◆ Data shown ◆
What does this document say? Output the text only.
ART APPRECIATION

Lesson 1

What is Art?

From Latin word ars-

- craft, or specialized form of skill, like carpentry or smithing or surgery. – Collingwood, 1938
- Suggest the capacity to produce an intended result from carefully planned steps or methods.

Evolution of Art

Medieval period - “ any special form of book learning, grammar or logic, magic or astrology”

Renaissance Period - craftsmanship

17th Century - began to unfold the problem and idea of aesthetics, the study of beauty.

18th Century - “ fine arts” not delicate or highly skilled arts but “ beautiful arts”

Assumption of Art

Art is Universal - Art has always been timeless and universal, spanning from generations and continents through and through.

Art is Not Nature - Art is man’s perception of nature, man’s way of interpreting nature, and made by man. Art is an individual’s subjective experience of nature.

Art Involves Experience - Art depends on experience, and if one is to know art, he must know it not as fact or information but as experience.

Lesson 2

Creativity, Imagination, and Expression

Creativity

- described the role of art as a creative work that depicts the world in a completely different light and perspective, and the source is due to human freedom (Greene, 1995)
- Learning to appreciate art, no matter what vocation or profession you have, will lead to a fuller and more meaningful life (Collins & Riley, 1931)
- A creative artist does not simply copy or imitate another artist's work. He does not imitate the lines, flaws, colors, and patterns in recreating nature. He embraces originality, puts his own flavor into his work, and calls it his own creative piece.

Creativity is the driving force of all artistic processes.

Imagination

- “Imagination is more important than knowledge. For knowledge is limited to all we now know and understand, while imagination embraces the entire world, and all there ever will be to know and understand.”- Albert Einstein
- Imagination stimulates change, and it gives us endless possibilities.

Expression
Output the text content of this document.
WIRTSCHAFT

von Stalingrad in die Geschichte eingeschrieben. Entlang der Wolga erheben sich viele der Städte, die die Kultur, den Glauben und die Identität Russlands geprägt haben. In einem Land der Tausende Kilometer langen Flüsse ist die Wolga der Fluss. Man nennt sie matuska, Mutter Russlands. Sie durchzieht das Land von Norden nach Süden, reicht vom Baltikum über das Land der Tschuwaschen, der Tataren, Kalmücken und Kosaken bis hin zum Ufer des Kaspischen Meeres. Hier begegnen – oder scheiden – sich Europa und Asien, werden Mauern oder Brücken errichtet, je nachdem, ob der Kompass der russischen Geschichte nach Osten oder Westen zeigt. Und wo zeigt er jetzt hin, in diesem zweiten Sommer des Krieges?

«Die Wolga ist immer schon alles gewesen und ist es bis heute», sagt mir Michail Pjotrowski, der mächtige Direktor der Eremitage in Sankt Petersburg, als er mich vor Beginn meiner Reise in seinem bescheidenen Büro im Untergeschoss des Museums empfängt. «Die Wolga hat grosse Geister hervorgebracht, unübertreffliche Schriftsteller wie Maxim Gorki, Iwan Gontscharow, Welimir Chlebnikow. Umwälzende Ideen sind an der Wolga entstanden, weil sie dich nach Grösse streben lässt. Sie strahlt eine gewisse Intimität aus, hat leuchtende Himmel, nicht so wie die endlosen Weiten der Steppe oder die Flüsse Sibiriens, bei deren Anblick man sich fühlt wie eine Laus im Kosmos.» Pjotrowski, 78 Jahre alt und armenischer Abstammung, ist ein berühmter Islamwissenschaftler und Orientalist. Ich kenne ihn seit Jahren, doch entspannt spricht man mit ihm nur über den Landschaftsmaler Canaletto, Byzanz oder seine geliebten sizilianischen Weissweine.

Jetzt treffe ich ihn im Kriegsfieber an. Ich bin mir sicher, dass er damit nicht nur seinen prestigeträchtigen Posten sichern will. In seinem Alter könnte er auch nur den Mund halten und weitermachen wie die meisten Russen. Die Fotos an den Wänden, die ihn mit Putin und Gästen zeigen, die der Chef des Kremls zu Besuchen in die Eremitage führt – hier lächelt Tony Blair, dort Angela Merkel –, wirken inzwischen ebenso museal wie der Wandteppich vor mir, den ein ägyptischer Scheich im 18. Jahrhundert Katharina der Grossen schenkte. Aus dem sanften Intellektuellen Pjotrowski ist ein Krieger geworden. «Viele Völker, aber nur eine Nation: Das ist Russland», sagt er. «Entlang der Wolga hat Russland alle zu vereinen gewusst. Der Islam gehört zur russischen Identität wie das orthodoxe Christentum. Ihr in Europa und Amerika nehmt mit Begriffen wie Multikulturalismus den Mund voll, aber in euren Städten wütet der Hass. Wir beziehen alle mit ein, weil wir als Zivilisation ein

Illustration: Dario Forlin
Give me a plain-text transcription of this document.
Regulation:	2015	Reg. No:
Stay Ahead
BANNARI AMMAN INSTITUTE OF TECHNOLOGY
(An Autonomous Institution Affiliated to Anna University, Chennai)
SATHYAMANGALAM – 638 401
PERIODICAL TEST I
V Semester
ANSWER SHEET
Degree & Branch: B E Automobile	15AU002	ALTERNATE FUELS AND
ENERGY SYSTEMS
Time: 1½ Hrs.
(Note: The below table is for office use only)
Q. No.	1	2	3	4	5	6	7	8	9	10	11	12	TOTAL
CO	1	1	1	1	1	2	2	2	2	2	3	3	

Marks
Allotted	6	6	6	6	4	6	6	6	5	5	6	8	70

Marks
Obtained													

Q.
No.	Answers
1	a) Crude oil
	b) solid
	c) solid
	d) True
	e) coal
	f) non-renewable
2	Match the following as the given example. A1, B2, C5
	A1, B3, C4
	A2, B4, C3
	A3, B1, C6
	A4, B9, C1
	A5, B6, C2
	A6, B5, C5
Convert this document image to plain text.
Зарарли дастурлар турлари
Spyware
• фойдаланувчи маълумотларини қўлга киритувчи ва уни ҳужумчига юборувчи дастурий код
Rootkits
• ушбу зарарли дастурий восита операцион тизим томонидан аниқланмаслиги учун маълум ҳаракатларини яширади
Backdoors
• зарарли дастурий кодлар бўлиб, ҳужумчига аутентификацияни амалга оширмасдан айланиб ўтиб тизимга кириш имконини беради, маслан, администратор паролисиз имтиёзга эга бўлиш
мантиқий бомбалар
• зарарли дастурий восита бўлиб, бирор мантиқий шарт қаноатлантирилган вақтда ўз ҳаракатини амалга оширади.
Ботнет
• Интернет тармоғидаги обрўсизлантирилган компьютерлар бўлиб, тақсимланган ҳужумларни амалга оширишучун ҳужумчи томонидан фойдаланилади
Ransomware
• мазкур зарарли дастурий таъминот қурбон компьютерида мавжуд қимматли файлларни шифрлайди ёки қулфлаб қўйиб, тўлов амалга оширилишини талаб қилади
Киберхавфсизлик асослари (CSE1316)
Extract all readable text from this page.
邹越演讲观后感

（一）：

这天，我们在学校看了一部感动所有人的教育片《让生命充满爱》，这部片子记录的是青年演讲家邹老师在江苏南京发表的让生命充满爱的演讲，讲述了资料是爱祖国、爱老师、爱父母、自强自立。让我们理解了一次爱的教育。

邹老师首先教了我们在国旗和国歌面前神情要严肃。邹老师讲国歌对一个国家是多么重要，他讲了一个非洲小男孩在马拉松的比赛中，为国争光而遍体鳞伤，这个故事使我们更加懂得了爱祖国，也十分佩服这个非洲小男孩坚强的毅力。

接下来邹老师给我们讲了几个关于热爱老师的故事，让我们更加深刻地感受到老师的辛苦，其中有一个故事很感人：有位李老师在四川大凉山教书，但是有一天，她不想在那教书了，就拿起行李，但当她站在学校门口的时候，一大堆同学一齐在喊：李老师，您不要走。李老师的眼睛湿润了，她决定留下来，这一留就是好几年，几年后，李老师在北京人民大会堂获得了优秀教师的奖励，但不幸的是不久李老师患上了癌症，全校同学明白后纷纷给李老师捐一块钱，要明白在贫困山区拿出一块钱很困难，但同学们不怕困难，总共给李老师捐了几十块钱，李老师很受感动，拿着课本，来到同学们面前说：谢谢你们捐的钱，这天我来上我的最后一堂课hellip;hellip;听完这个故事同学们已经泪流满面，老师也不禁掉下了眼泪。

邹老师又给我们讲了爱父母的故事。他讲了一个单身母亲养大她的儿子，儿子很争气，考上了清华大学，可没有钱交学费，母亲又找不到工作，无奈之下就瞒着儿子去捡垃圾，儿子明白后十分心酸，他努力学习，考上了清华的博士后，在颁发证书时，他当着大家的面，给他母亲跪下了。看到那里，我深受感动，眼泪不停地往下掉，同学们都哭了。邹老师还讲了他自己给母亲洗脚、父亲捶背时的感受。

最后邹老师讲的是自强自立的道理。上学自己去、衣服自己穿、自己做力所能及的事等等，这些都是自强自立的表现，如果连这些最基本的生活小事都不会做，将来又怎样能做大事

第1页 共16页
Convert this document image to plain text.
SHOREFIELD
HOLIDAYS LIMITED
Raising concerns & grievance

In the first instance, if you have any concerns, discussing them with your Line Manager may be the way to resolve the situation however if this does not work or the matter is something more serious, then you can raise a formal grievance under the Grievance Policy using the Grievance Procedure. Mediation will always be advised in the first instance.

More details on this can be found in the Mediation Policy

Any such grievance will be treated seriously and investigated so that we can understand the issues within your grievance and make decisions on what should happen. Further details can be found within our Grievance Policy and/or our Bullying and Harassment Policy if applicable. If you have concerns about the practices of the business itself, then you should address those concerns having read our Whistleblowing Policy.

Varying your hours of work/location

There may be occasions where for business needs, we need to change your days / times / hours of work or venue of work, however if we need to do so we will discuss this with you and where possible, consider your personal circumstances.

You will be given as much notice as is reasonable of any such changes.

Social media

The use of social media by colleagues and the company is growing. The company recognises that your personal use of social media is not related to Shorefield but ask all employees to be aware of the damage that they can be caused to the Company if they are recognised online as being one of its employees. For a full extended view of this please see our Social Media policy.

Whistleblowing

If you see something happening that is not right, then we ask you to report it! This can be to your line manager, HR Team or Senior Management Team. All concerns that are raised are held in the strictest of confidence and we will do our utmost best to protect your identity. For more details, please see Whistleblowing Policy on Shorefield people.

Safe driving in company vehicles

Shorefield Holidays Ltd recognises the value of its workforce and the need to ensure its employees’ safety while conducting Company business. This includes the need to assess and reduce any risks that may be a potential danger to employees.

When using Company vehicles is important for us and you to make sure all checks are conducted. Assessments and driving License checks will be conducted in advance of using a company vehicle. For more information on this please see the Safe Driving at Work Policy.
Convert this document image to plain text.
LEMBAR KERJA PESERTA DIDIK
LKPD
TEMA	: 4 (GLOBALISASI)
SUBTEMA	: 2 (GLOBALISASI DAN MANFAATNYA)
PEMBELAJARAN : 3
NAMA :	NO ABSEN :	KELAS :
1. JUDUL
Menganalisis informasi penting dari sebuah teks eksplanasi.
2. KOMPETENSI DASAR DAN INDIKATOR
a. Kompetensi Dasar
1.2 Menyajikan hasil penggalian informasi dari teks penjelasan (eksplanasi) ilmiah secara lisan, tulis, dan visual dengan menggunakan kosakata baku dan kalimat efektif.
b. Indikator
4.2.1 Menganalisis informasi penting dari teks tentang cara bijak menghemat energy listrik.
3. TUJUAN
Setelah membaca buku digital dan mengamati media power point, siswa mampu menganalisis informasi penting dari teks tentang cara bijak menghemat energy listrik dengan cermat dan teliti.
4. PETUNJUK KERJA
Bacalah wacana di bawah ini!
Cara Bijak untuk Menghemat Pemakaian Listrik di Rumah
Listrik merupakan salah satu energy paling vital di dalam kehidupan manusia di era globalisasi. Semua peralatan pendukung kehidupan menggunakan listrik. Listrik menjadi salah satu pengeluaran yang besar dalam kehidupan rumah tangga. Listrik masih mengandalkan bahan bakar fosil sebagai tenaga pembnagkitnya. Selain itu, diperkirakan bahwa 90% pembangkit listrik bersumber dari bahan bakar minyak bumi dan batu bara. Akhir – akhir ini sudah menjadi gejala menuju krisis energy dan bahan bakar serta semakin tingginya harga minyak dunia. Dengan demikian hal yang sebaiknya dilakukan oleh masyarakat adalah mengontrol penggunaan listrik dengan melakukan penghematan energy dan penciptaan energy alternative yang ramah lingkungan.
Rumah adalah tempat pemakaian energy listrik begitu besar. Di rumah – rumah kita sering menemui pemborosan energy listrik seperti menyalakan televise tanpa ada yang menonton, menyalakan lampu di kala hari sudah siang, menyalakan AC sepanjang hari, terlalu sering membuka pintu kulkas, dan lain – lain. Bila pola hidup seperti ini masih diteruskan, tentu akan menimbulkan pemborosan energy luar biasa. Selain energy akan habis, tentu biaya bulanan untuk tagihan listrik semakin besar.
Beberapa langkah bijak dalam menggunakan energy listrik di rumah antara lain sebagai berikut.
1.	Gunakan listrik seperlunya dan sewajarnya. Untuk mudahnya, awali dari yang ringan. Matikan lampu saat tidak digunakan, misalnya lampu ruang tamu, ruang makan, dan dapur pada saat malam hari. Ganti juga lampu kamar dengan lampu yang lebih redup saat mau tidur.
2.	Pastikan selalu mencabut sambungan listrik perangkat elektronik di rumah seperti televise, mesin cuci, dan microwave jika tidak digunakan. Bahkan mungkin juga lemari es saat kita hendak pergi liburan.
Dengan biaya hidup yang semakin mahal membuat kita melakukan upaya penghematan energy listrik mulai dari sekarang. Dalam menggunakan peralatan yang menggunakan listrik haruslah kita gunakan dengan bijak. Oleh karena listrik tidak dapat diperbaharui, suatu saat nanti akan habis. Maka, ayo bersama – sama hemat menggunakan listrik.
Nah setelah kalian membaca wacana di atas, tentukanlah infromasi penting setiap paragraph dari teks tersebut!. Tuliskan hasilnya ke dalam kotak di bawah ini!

◆ Your instructions ◆
Determine how many lines of the records above contain the word "бўлиб", and report only that number.

◆ Complete output ◆
3